*Exercise directions*.
Can you edit the rows below so that each "legend-swatch" becomes "legend-marker", with nothing else changed?

*Records*.
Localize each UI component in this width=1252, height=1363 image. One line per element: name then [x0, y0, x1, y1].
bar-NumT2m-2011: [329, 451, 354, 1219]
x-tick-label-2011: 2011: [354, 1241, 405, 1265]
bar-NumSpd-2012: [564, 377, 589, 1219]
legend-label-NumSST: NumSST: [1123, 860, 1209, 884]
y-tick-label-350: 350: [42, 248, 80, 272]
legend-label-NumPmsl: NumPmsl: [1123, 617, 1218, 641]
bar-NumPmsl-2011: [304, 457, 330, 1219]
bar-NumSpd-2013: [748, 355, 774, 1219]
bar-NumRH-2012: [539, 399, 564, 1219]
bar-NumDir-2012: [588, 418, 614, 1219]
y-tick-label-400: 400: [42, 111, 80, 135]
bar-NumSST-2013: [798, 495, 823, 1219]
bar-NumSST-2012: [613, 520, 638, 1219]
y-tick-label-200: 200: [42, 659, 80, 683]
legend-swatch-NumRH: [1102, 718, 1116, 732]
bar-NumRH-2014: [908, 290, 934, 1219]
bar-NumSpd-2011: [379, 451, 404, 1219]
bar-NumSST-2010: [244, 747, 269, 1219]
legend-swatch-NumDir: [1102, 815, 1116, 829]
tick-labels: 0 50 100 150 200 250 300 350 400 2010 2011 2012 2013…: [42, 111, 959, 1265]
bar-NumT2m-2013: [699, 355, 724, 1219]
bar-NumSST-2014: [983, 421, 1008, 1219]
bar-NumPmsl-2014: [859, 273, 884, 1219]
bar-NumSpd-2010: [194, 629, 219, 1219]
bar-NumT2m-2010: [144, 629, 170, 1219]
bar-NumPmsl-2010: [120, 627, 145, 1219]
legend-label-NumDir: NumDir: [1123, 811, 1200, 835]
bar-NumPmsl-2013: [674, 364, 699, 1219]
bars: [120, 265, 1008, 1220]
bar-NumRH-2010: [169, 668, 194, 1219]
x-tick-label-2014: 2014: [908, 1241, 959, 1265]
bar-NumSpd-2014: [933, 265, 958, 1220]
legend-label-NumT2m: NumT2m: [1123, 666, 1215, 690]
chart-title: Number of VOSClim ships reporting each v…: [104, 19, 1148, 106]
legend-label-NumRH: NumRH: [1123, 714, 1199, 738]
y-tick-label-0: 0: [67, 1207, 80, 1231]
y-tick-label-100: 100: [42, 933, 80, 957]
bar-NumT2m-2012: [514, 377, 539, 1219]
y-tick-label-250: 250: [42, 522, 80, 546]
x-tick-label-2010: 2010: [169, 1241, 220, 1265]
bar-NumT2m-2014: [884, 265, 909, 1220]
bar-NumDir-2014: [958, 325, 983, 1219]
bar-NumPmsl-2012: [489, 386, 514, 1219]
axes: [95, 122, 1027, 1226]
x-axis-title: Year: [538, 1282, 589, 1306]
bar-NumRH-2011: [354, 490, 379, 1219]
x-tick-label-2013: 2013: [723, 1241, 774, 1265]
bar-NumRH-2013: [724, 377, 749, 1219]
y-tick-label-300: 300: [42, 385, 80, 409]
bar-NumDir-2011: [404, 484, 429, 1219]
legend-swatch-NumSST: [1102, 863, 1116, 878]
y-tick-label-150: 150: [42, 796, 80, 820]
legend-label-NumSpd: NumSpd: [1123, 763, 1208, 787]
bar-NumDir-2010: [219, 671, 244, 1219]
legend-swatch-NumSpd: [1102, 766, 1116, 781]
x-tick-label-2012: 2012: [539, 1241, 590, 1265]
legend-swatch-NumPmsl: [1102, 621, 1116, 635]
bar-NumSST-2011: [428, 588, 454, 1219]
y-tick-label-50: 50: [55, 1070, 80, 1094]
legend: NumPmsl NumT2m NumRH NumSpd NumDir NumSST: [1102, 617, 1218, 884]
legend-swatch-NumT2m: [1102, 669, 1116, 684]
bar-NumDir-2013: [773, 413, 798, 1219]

*Answer for the task*.
Localize each UI component in this width=1252, height=1363 image. One line per element: name then [x0, y0, x1, y1].
bar-NumT2m-2011: [329, 451, 354, 1219]
x-tick-label-2011: 2011: [354, 1241, 405, 1265]
bar-NumSpd-2012: [564, 377, 589, 1219]
legend-label-NumSST: NumSST: [1123, 860, 1209, 884]
y-tick-label-350: 350: [42, 248, 80, 272]
legend-label-NumPmsl: NumPmsl: [1123, 617, 1218, 641]
bar-NumPmsl-2011: [304, 457, 330, 1219]
bar-NumSpd-2013: [748, 355, 774, 1219]
bar-NumRH-2012: [539, 399, 564, 1219]
bar-NumDir-2012: [588, 418, 614, 1219]
y-tick-label-400: 400: [42, 111, 80, 135]
bar-NumSST-2013: [798, 495, 823, 1219]
bar-NumSST-2012: [613, 520, 638, 1219]
y-tick-label-200: 200: [42, 659, 80, 683]
legend-marker-NumRH: [1102, 718, 1116, 732]
bar-NumRH-2014: [908, 290, 934, 1219]
bar-NumSpd-2011: [379, 451, 404, 1219]
bar-NumSST-2010: [244, 747, 269, 1219]
legend-marker-NumDir: [1102, 815, 1116, 829]
tick-labels: 0 50 100 150 200 250 300 350 400 2010 2011 2012 2013…: [42, 111, 959, 1265]
bar-NumT2m-2013: [699, 355, 724, 1219]
bar-NumSST-2014: [983, 421, 1008, 1219]
bar-NumPmsl-2014: [859, 273, 884, 1219]
bar-NumSpd-2010: [194, 629, 219, 1219]
bar-NumT2m-2010: [144, 629, 170, 1219]
bar-NumPmsl-2010: [120, 627, 145, 1219]
legend-label-NumDir: NumDir: [1123, 811, 1200, 835]
bar-NumPmsl-2013: [674, 364, 699, 1219]
bars: [120, 265, 1008, 1220]
bar-NumRH-2010: [169, 668, 194, 1219]
x-tick-label-2014: 2014: [908, 1241, 959, 1265]
bar-NumSpd-2014: [933, 265, 958, 1220]
legend-label-NumT2m: NumT2m: [1123, 666, 1215, 690]
chart-title: Number of VOSClim ships reporting each v…: [104, 19, 1148, 106]
legend-label-NumRH: NumRH: [1123, 714, 1199, 738]
y-tick-label-0: 0: [67, 1207, 80, 1231]
y-tick-label-100: 100: [42, 933, 80, 957]
bar-NumT2m-2012: [514, 377, 539, 1219]
y-tick-label-250: 250: [42, 522, 80, 546]
x-tick-label-2010: 2010: [169, 1241, 220, 1265]
bar-NumT2m-2014: [884, 265, 909, 1220]
bar-NumDir-2014: [958, 325, 983, 1219]
bar-NumPmsl-2012: [489, 386, 514, 1219]
axes: [95, 122, 1027, 1226]
x-axis-title: Year: [538, 1282, 589, 1306]
bar-NumRH-2011: [354, 490, 379, 1219]
x-tick-label-2013: 2013: [723, 1241, 774, 1265]
bar-NumRH-2013: [724, 377, 749, 1219]
y-tick-label-300: 300: [42, 385, 80, 409]
bar-NumDir-2011: [404, 484, 429, 1219]
legend-marker-NumSST: [1102, 863, 1116, 878]
y-tick-label-150: 150: [42, 796, 80, 820]
legend-label-NumSpd: NumSpd: [1123, 763, 1208, 787]
bar-NumDir-2010: [219, 671, 244, 1219]
legend-marker-NumSpd: [1102, 766, 1116, 781]
x-tick-label-2012: 2012: [539, 1241, 590, 1265]
legend-marker-NumPmsl: [1102, 621, 1116, 635]
bar-NumSST-2011: [428, 588, 454, 1219]
y-tick-label-50: 50: [55, 1070, 80, 1094]
legend: NumPmsl NumT2m NumRH NumSpd NumDir NumSST: [1102, 617, 1218, 884]
legend-marker-NumT2m: [1102, 669, 1116, 684]
bar-NumDir-2013: [773, 413, 798, 1219]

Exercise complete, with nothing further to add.